GIVEN TASK →
Scan the data. Collect each line that contains the word "integer".
····················
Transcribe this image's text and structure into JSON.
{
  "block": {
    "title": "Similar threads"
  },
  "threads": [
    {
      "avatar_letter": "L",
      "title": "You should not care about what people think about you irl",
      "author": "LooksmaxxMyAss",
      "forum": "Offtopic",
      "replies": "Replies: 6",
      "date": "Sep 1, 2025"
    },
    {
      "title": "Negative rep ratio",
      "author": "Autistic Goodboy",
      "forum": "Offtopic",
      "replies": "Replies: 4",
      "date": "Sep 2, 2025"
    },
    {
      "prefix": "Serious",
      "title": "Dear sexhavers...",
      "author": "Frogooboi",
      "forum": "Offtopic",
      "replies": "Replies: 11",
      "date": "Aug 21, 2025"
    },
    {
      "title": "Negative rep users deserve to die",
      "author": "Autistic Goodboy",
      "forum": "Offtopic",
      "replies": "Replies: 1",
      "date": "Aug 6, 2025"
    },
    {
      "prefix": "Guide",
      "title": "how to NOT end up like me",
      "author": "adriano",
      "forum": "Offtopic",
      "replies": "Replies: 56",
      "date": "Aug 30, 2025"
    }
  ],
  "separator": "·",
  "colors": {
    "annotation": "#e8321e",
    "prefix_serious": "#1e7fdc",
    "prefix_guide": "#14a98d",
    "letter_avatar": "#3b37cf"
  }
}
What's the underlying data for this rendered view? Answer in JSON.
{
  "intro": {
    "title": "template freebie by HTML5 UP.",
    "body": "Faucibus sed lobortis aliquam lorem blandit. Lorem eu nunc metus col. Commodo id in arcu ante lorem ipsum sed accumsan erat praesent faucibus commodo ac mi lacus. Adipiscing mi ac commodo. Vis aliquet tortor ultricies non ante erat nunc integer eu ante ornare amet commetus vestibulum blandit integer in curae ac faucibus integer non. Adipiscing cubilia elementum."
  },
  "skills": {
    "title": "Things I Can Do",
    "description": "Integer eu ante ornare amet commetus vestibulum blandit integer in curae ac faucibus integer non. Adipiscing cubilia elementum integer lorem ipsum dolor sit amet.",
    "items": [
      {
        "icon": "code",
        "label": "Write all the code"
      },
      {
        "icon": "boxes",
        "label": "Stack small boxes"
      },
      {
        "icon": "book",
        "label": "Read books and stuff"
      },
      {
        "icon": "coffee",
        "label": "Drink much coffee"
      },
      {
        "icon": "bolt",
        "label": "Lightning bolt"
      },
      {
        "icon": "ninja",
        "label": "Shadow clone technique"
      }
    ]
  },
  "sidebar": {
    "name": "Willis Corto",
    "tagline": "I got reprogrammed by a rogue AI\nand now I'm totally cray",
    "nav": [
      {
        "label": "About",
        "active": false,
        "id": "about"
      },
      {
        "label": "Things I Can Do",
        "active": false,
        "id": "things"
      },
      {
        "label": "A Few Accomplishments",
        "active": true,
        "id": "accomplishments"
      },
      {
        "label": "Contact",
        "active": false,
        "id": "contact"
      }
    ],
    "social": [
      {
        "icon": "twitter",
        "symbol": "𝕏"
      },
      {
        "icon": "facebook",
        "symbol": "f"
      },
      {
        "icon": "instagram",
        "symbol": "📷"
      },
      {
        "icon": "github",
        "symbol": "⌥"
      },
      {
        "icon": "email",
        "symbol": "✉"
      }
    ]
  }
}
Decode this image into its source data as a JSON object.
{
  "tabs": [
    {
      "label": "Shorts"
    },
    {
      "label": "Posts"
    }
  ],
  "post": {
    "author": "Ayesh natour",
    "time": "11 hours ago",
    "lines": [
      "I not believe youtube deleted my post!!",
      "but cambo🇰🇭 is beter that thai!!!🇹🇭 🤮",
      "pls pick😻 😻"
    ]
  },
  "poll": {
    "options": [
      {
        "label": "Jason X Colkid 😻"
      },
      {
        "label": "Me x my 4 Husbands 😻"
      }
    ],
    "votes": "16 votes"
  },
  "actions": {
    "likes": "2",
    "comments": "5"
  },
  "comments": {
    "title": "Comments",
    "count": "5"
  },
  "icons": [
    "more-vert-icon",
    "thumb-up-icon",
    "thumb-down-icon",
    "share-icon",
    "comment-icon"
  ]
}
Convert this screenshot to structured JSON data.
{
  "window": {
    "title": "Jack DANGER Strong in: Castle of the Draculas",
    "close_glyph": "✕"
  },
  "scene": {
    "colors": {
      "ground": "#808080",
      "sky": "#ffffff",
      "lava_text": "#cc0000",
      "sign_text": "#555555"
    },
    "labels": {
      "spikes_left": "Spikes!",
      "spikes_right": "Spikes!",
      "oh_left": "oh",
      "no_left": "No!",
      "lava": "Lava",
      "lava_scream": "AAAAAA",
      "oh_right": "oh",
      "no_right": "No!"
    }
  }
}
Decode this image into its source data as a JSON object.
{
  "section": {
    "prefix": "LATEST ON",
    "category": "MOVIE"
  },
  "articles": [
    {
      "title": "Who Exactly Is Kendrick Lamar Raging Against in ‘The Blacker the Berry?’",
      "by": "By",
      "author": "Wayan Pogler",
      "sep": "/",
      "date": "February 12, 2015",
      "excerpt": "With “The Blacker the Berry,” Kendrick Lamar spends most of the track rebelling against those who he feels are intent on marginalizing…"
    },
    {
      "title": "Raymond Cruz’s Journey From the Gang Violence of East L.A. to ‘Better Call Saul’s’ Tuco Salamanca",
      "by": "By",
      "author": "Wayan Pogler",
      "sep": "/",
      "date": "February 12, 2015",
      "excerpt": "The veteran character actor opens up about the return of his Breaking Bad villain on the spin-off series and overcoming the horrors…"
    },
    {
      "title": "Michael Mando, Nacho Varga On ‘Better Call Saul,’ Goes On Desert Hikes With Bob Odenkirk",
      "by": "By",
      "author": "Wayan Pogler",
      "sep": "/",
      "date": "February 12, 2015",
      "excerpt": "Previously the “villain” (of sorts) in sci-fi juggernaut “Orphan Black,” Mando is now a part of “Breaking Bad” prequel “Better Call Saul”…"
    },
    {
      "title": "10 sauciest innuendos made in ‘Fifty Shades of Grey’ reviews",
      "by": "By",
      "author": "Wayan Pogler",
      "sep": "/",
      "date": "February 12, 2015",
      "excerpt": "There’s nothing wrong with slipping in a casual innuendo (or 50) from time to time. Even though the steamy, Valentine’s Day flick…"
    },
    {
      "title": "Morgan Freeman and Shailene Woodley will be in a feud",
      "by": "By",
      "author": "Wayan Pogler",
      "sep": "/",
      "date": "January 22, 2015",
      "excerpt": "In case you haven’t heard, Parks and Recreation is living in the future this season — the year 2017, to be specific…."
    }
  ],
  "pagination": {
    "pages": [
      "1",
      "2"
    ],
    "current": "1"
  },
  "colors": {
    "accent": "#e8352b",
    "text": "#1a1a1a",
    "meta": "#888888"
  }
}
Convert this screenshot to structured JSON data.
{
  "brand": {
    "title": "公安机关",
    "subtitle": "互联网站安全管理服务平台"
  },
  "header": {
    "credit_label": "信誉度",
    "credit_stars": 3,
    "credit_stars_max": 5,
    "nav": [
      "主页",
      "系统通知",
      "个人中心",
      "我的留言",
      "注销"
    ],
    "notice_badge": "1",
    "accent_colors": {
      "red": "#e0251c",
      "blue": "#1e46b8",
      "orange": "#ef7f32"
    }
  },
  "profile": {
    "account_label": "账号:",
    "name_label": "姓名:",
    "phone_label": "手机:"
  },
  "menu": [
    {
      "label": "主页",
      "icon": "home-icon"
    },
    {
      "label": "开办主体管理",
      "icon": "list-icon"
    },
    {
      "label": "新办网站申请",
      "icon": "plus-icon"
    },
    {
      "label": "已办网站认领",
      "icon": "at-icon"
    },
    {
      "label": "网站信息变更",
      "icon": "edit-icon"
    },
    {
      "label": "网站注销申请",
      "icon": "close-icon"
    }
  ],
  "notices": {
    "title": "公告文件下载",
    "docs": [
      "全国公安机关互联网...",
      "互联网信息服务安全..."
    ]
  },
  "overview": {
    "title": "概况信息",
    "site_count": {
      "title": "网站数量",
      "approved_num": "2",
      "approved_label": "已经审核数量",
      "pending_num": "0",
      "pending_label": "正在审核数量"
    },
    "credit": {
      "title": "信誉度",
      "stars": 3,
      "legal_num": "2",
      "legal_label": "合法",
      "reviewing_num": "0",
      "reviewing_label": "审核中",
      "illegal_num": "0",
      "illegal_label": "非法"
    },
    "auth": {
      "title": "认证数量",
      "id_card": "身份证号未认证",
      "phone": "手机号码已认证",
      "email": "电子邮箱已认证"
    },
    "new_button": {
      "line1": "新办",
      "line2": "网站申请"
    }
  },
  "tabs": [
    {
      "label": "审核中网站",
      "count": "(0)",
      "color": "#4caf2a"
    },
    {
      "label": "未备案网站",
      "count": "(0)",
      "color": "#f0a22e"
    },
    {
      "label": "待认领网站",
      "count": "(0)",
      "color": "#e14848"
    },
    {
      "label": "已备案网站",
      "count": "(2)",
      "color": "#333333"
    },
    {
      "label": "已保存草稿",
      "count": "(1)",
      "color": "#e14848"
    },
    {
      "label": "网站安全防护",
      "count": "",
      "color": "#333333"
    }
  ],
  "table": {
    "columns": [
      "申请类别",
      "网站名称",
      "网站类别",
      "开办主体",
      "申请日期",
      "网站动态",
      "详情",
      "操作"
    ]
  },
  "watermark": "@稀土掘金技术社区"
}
····················
SOLUTION FOR THIS TASK →
    "body": "Faucibus sed lobortis aliquam lorem blandit. Lorem eu nunc metus col. Commodo id in arcu ante lorem ipsum sed accumsan erat praesent faucibus commodo ac mi lacus. Adipiscing mi ac commodo. Vis aliquet tortor ultricies non ante erat nunc integer eu ante ornare amet commetus vestibulum blandit integer in curae ac faucibus integer non. Adipiscing cubilia elementum."
    "description": "Integer eu ante ornare amet commetus vestibulum blandit integer in curae ac faucibus integer non. Adipiscing cubilia elementum integer lorem ipsum dolor sit amet.",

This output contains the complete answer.